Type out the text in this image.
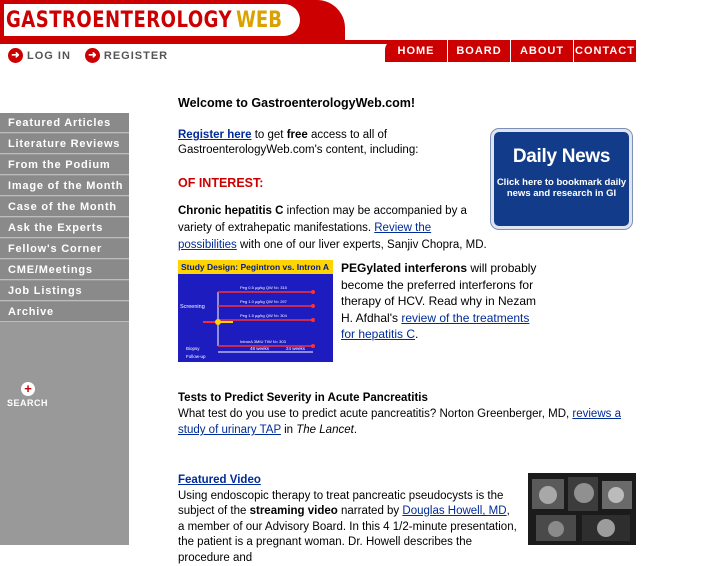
GASTROENTEROLOGY WEB
HOME	BOARD	ABOUT CONTACT
➜ LOG IN	➜ REGISTER
Featured Articles
Literature Reviews
From the Podium
Image of the Month
Case of the Month
Ask the Experts
Fellow's Corner
CME/Meetings
Job Listings
Archive
+
SEARCH
Welcome to GastroenterologyWeb.com!
Register here to get free access to all of GastroenterologyWeb.com's content, including:
OF INTEREST:
Chronic hepatitis C infection may be accompanied by a variety of extrahepatic manifestations. Review the possibilities with one of our liver experts, Sanjiv Chopra, MD.
Study Design: Pegintron vs. Intron A
Screening
Peg 0.5 µg/kg QW N= 315
Peg 1.0 µg/kg QW N= 297
Peg 1.5 µg/kg QW N= 304
IntronA 3MIU TIW N= 303
Biopsy
Follow-up
48 weeks	24 weeks
PEGylated interferons will probably become the preferred interferons for therapy of HCV. Read why in Nezam H. Afdhal's review of the treatments for hepatitis C.
Tests to Predict Severity in Acute Pancreatitis
What test do you use to predict acute pancreatitis? Norton Greenberger, MD, reviews a study of urinary TAP in The Lancet.
Featured Video
Using endoscopic therapy to treat pancreatic pseudocysts is the subject of the streaming video narrated by Douglas Howell, MD, a member of our Advisory Board. In this 4 1/2-minute presentation, the patient is a pregnant woman. Dr. Howell describes the procedure and
Daily News
Click here to bookmark daily news and research in GI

· · · · ·

Pull out all lines from the entries above in which the word "hepatitis" appears.

Chronic hepatitis C infection may be accompanied by a variety of extrahepatic manifestations. Review the possibilities with one of our liver experts, Sanjiv Chopra, MD.
PEGylated interferons will probably become the preferred interferons for therapy of HCV. Read why in Nezam H. Afdhal's review of the treatments for hepatitis C.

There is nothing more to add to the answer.